Of the lines in the records that follow, how many include the word "لکھا"? Answer with a bare number.

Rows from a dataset
----

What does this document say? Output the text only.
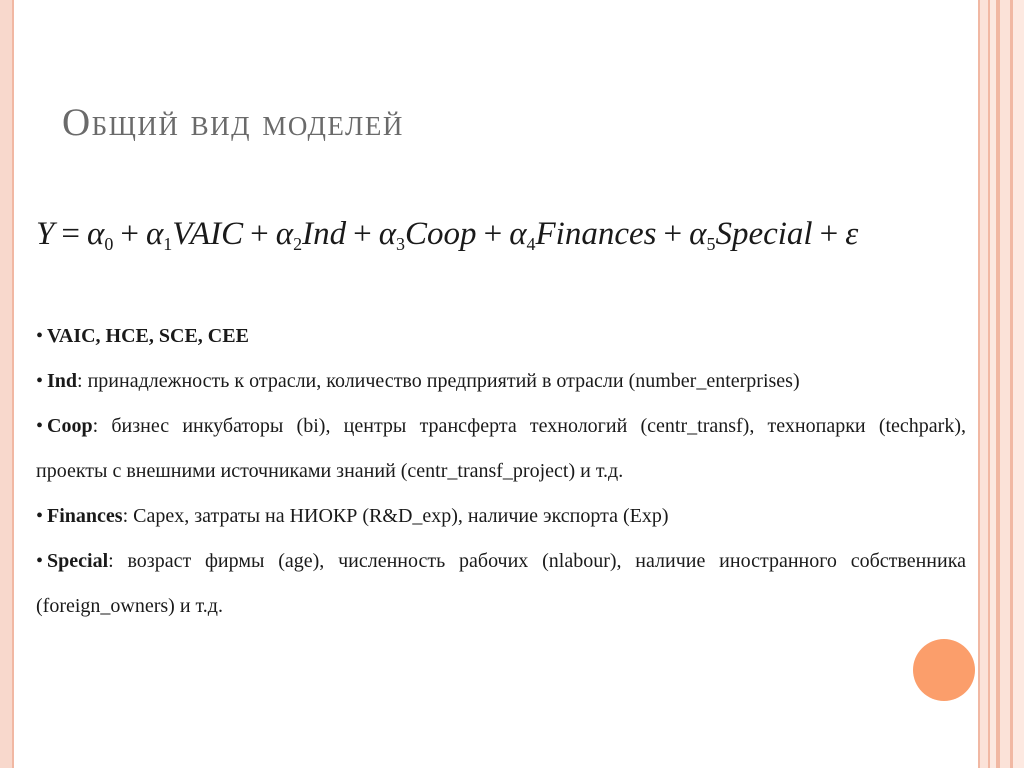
Общий вид моделей
$Y = \alpha_0$ + $\alpha_1VAIC + \alpha_2Ind$ + $\alpha_3Coop$ + $\alpha_4Finances$ + $\alpha_5Special + \varepsilon$

• VAIC, HCE, SCE, CEE

• Ind: принадлежность к отрасли, количество предприятий в отрасли (number_enterprises)

• Coop: бизнес инкубаторы (bi), центры трансферта технологий (centr_transf), технопарки (techpark), проекты с внешними источниками знаний (centr_transf_project) и т.д.

• Finances: Capex, затраты на НИОКР (R&D_exp), наличие экспорта (Exp)

• Special: возраст фирмы (age), численность рабочих (nlabour), наличие иностранного собственника (foreign_owners) и т.д.
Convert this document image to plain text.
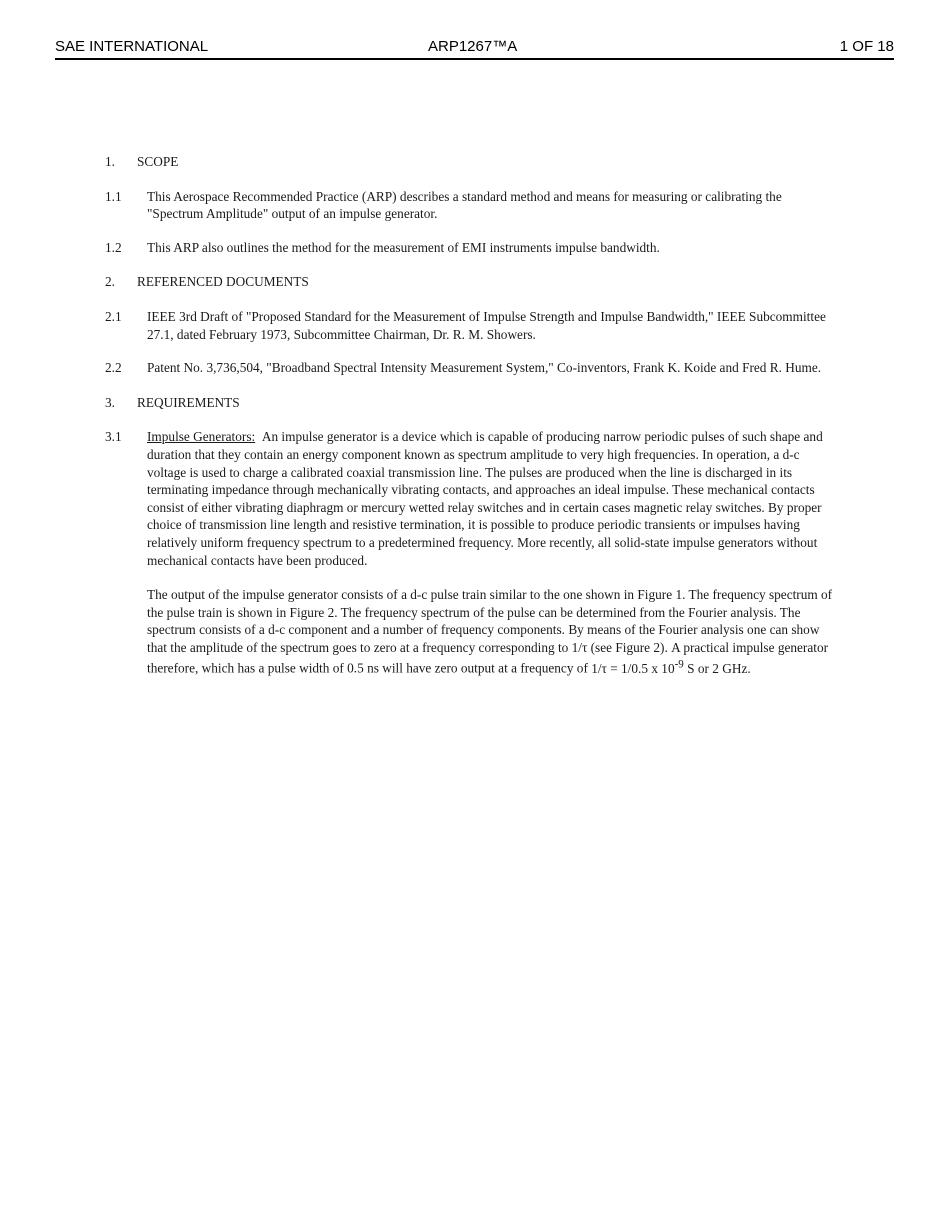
SAE INTERNATIONAL	ARP1267™A	1 OF 18

1. SCOPE

1.1 This Aerospace Recommended Practice (ARP) describes a standard method and means for measuring or calibrating the "Spectrum Amplitude" output of an impulse generator.

1.2 This ARP also outlines the method for the measurement of EMI instruments impulse bandwidth.

2. REFERENCED DOCUMENTS

2.1 IEEE 3rd Draft of "Proposed Standard for the Measurement of Impulse Strength and Impulse Bandwidth," IEEE Subcommittee 27.1, dated February 1973, Subcommittee Chairman, Dr. R. M. Showers.

2.2 Patent No. 3,736,504, "Broadband Spectral Intensity Measurement System," Co-inventors, Frank K. Koide and Fred R. Hume.

3. REQUIREMENTS

3.1 Impulse Generators: An impulse generator is a device which is capable of producing narrow periodic pulses of such shape and duration that they contain an energy component known as spectrum amplitude to very high frequencies. In operation, a d-c voltage is used to charge a calibrated coaxial transmission line. The pulses are produced when the line is discharged in its terminating impedance through mechanically vibrating contacts, and approaches an ideal impulse. These mechanical contacts consist of either vibrating diaphragm or mercury wetted relay switches and in certain cases magnetic relay switches. By proper choice of transmission line length and resistive termination, it is possible to produce periodic transients or impulses having relatively uniform frequency spectrum to a predetermined frequency. More recently, all solid-state impulse generators without mechanical contacts have been produced.

The output of the impulse generator consists of a d-c pulse train similar to the one shown in Figure 1. The frequency spectrum of the pulse train is shown in Figure 2. The frequency spectrum of the pulse can be determined from the Fourier analysis. The spectrum consists of a d-c component and a number of frequency components. By means of the Fourier analysis one can show that the amplitude of the spectrum goes to zero at a frequency corresponding to 1/τ (see Figure 2). A practical impulse generator therefore, which has a pulse width of 0.5 ns will have zero output at a frequency of 1/τ = 1/0.5 x $10^{-9}$ S or 2 GHz.
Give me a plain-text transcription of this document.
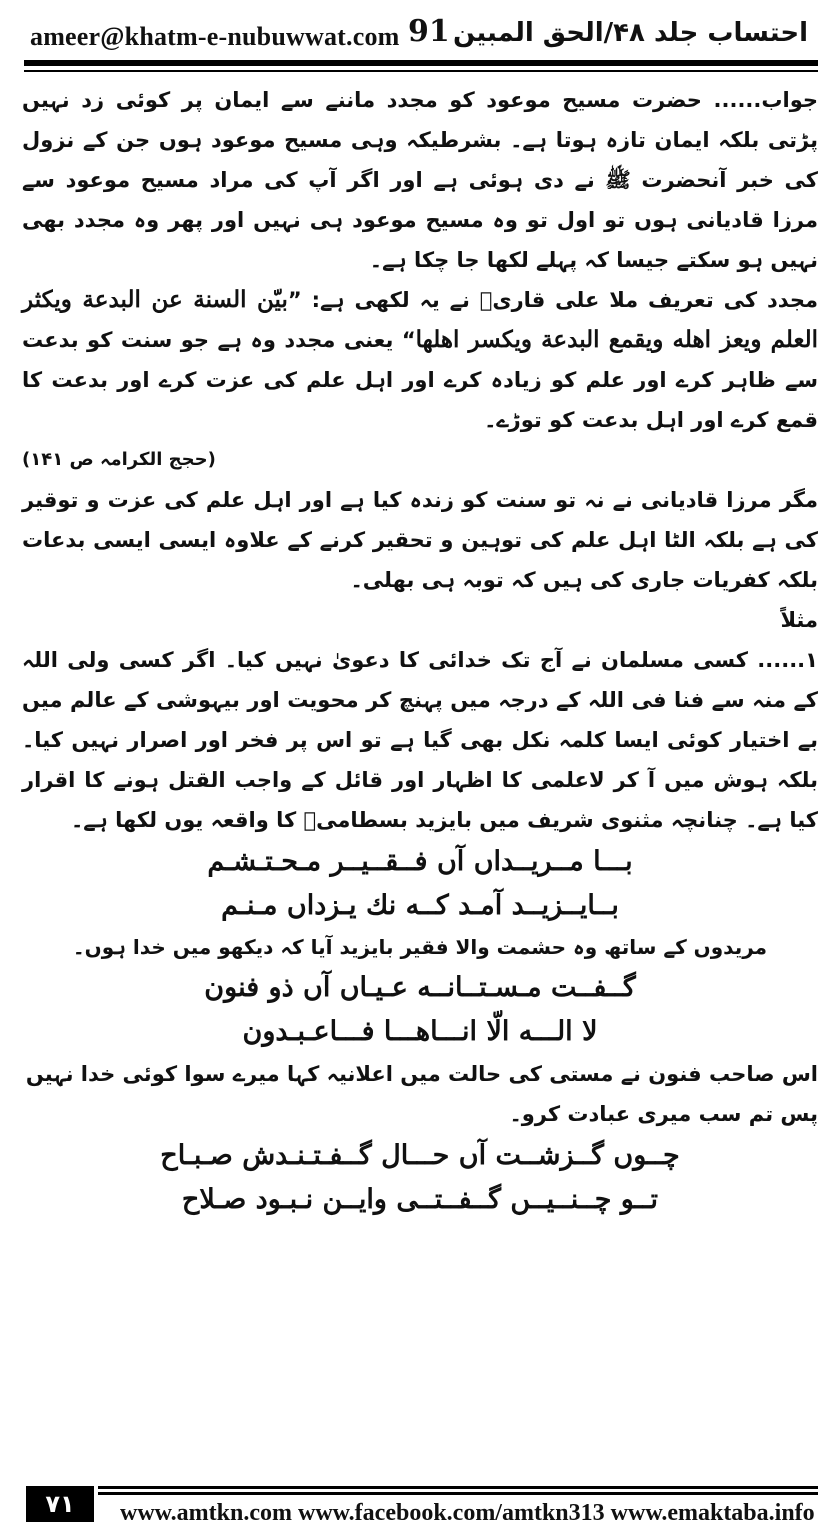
ameer@khatm-e-nubuwwat.com 91 احتساب جلد ۴۸/الحق المبین

جواب...... حضرت مسیح موعود کو مجدد ماننے سے ایمان پر کوئی زد نہیں پڑتی بلکہ ایمان تازہ ہوتا ہے۔ بشرطیکہ وہی مسیح موعود ہوں جن کے نزول کی خبر آنحضرت ﷺ نے دی ہوئی ہے اور اگر آپ کی مراد مسیح موعود سے مرزا قادیانی ہوں تو اول تو وہ مسیح موعود ہی نہیں اور پھر وہ مجدد بھی نہیں ہو سکتے جیسا کہ پہلے لکھا جا چکا ہے۔

مجدد کی تعریف ملا علی قاریؒ نے یہ لکھی ہے: ”بیّن السنة عن البدعة ویکثر العلم ویعز اھله ویقمع البدعة ویکسر اھلھا“ یعنی مجدد وہ ہے جو سنت کو بدعت سے ظاہر کرے اور علم کو زیادہ کرے اور اہل علم کی عزت کرے اور بدعت کا قمع کرے اور اہل بدعت کو توڑے۔

(حجج الکرامہ ص ۱۴۱)

مگر مرزا قادیانی نے نہ تو سنت کو زندہ کیا ہے اور اہل علم کی عزت و توقیر کی ہے بلکہ الٹا اہل علم کی توہین و تحقیر کرنے کے علاوہ ایسی ایسی بدعات بلکہ کفریات جاری کی ہیں کہ توبہ ہی بھلی۔

مثلاً

۱......کسی مسلمان نے آج تک خدائی کا دعویٰ نہیں کیا۔ اگر کسی ولی اللہ کے منہ سے فنا فی اللہ کے درجہ میں پہنچ کر محویت اور بیہوشی کے عالم میں بے اختیار کوئی ایسا کلمہ نکل بھی گیا ہے تو اس پر فخر اور اصرار نہیں کیا۔ بلکہ ہوش میں آ کر لاعلمی کا اظہار اور قائل کے واجب القتل ہونے کا اقرار کیا ہے۔ چنانچہ مثنوی شریف میں بایزید بسطامیؒ کا واقعہ یوں لکھا ہے۔

بـــا مــریــداں آں فــقــیــر مـحـتـشـم

بــایــزیــد آمـد کــه نك یـزداں مـنـم

مریدوں کے ساتھ وہ حشمت والا فقیر بایزید آیا کہ دیکھو میں خدا ہوں۔

گــفــت مـسـتــانــه عـیـاں آں ذو فنون

لا الـــه الّا انـــاھـــا فـــاعـبـدون

اس صاحب فنون نے مستی کی حالت میں اعلانیہ کہا میرے سوا کوئی خدا نہیں پس تم سب میری عبادت کرو۔

چــوں گــزشــت آں حـــال گــفـتـنـدش صـبـاح

تــو چــنــیــں گــفــتــی وایــن نـبـود صـلاح

۷۱	www.amtkn.com www.facebook.com/amtkn313 www.emaktaba.info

----

### PROBLEM SOLUTION
2